▶ _Short task_
Below are entries. Pull out all lines containing "costs".

§ §

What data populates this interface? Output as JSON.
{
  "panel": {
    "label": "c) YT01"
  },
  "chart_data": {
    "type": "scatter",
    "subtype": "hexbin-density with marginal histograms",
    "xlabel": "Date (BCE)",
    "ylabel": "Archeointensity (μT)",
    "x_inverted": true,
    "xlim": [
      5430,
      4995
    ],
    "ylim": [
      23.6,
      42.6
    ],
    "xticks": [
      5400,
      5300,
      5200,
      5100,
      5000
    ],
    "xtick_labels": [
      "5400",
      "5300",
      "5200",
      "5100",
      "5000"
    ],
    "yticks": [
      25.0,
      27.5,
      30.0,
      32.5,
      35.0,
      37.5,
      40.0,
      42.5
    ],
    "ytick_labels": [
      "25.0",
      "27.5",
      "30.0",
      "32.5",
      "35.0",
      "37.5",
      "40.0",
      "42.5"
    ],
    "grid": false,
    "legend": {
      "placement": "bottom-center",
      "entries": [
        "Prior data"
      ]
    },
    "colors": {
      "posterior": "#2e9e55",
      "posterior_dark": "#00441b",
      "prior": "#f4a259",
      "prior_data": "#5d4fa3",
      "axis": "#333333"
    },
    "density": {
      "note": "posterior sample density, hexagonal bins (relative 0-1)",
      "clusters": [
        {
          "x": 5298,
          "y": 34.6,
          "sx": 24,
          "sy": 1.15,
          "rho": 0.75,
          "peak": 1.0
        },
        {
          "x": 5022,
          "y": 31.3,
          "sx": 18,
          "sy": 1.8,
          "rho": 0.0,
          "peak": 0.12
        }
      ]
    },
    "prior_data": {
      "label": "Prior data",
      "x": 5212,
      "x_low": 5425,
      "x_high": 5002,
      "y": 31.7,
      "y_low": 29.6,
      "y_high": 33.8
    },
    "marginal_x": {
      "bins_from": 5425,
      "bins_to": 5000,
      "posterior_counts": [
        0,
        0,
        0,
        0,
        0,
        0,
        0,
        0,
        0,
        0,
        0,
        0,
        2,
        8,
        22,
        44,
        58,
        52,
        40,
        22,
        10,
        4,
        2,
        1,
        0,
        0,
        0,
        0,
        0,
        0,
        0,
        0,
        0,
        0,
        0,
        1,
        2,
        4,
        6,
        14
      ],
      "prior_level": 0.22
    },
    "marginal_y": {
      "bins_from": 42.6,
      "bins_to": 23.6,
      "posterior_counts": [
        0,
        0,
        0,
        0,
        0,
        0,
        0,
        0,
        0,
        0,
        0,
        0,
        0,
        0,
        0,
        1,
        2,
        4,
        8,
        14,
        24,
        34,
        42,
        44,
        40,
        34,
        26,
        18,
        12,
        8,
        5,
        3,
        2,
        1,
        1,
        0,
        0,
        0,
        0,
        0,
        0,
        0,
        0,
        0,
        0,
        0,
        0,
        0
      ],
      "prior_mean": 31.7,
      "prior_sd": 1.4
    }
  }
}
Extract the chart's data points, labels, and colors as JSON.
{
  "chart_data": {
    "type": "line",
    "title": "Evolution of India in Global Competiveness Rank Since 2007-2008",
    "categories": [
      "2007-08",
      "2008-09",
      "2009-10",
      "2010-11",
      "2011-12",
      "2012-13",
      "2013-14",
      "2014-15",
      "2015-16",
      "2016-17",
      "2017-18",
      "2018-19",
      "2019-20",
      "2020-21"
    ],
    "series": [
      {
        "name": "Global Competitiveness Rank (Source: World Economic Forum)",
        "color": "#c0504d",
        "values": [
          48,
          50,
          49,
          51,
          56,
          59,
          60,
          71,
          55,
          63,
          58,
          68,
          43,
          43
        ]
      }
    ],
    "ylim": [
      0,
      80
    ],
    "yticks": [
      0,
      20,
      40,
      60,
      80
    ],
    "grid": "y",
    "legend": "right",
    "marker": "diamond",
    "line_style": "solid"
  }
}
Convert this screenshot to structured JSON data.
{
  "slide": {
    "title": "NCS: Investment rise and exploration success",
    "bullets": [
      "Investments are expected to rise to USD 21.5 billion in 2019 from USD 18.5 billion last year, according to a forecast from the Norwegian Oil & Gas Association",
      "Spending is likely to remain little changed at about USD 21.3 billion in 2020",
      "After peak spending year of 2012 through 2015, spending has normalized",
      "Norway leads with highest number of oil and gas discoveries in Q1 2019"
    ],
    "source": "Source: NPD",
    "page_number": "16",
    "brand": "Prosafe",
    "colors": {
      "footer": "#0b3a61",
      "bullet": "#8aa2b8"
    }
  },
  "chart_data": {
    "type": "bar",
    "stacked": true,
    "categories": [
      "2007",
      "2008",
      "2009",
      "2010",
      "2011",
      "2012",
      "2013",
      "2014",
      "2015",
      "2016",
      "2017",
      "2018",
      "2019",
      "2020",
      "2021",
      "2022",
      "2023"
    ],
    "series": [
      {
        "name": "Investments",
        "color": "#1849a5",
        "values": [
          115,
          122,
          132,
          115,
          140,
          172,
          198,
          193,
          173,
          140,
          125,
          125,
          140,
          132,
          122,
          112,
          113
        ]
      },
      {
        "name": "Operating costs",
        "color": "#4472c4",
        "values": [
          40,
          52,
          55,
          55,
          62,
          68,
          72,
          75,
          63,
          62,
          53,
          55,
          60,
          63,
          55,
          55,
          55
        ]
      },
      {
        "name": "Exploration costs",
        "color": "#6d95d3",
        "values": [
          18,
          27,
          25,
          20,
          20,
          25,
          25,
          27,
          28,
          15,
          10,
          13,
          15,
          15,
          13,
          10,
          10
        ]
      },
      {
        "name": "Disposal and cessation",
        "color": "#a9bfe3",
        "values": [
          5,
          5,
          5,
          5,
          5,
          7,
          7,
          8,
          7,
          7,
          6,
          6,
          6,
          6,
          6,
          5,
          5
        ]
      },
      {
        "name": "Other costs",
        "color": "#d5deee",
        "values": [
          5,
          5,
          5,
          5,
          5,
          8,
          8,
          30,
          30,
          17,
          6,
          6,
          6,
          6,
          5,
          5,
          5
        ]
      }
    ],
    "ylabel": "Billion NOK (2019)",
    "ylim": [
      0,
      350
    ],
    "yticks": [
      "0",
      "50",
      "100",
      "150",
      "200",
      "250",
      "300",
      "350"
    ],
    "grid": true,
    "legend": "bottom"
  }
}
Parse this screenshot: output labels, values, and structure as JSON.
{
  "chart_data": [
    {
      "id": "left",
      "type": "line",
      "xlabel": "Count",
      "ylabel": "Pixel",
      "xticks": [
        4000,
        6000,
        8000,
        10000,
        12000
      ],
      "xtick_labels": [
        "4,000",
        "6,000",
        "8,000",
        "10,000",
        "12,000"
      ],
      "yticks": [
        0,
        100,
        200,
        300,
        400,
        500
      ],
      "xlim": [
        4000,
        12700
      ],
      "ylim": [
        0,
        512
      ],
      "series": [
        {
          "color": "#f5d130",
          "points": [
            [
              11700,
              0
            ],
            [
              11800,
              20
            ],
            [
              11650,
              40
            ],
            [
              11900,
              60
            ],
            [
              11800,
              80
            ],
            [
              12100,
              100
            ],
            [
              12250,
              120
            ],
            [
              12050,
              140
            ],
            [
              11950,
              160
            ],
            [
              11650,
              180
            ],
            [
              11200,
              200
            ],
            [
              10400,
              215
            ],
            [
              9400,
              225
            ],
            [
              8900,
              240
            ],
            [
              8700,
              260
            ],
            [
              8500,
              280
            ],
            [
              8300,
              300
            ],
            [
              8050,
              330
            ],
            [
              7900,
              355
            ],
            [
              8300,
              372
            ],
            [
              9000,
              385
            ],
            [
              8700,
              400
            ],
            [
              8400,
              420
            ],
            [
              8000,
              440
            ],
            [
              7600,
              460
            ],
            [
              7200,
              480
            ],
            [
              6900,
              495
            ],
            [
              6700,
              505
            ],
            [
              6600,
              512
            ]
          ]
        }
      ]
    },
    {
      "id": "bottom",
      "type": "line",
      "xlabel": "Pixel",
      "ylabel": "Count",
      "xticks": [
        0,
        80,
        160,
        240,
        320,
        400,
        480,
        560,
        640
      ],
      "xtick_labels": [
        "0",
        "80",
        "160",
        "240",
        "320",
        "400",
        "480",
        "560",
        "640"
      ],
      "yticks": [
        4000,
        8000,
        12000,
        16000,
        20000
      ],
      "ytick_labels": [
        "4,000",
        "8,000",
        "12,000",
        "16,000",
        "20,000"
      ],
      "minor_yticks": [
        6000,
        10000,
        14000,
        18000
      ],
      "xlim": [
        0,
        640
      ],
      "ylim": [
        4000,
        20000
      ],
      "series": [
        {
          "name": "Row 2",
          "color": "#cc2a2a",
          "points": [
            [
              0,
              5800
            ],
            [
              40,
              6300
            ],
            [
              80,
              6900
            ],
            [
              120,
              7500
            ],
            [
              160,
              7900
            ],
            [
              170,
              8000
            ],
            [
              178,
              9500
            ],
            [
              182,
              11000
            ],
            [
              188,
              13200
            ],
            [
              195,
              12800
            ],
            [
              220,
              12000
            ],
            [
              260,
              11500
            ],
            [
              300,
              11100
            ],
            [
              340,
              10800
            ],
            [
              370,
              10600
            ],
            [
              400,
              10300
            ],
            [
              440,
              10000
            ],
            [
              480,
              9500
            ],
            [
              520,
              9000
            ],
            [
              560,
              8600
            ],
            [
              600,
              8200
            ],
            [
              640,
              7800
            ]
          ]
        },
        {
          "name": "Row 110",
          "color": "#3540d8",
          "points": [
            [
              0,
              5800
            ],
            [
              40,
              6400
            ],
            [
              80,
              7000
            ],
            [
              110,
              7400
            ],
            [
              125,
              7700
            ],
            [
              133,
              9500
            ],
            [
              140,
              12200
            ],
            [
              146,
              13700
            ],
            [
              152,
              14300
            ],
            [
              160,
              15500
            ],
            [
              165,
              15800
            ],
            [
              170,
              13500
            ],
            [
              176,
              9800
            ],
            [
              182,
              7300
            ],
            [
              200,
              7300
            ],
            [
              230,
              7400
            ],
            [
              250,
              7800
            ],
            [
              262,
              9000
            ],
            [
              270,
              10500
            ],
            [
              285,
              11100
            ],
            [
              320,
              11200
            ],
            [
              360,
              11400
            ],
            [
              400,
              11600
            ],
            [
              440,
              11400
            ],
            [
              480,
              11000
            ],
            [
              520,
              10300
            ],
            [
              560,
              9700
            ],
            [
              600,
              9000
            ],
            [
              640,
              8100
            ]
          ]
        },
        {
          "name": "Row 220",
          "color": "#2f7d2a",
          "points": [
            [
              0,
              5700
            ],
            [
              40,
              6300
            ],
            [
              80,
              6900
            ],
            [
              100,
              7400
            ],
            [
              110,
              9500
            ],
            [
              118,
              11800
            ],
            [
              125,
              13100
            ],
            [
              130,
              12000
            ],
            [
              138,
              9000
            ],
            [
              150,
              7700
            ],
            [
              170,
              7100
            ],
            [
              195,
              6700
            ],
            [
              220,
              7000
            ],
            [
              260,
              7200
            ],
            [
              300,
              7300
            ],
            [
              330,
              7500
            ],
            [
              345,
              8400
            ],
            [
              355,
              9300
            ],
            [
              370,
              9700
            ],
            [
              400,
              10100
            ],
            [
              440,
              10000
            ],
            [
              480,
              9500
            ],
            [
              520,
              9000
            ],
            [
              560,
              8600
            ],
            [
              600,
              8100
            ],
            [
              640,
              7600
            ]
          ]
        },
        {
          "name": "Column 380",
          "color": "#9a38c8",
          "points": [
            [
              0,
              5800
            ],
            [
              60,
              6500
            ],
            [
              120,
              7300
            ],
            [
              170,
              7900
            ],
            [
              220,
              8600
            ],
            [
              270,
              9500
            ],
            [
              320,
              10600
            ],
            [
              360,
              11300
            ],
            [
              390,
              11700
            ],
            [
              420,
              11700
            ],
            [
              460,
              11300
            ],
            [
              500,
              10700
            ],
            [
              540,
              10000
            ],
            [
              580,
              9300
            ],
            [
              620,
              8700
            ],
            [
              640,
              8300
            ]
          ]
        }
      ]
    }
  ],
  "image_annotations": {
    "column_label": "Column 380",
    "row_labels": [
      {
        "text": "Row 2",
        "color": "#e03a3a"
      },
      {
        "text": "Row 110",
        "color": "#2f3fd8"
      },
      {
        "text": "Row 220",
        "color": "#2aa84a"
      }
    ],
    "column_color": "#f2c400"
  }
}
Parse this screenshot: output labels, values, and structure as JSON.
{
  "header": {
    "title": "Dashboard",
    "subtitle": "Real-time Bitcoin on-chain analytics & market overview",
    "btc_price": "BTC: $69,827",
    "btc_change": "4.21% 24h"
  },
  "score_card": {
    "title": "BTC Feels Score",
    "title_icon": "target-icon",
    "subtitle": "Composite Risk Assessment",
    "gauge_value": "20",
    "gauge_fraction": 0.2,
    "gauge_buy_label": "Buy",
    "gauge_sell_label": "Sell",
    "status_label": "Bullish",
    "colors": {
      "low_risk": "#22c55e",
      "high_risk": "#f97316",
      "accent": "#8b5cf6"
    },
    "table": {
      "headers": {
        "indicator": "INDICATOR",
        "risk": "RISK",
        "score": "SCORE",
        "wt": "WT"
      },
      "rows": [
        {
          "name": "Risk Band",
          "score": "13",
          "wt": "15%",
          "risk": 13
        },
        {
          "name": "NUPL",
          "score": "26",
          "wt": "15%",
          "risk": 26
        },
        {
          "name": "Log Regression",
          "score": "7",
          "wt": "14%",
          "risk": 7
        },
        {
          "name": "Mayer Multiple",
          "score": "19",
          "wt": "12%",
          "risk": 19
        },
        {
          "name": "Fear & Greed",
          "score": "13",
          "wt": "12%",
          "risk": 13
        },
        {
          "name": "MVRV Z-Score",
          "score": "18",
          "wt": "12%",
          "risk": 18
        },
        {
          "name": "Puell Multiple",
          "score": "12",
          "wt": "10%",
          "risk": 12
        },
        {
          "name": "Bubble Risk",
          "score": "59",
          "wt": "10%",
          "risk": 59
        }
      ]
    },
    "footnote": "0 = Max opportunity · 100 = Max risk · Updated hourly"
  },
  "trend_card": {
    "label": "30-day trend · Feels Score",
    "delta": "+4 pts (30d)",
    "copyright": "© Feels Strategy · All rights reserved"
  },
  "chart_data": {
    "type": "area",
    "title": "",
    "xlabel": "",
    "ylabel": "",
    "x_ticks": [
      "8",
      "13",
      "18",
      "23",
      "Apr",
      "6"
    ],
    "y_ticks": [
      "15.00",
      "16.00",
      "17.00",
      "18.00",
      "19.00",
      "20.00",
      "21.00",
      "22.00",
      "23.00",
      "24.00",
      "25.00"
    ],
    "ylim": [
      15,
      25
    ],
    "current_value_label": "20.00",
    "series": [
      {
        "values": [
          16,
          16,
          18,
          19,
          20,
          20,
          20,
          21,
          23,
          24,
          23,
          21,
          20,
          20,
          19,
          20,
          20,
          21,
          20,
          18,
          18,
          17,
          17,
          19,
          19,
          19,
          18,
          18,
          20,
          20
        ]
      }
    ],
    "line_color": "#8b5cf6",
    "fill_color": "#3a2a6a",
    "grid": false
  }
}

§ §

▶ _Output below_
        "name": "Operating costs",
        "name": "Exploration costs",
        "name": "Other costs",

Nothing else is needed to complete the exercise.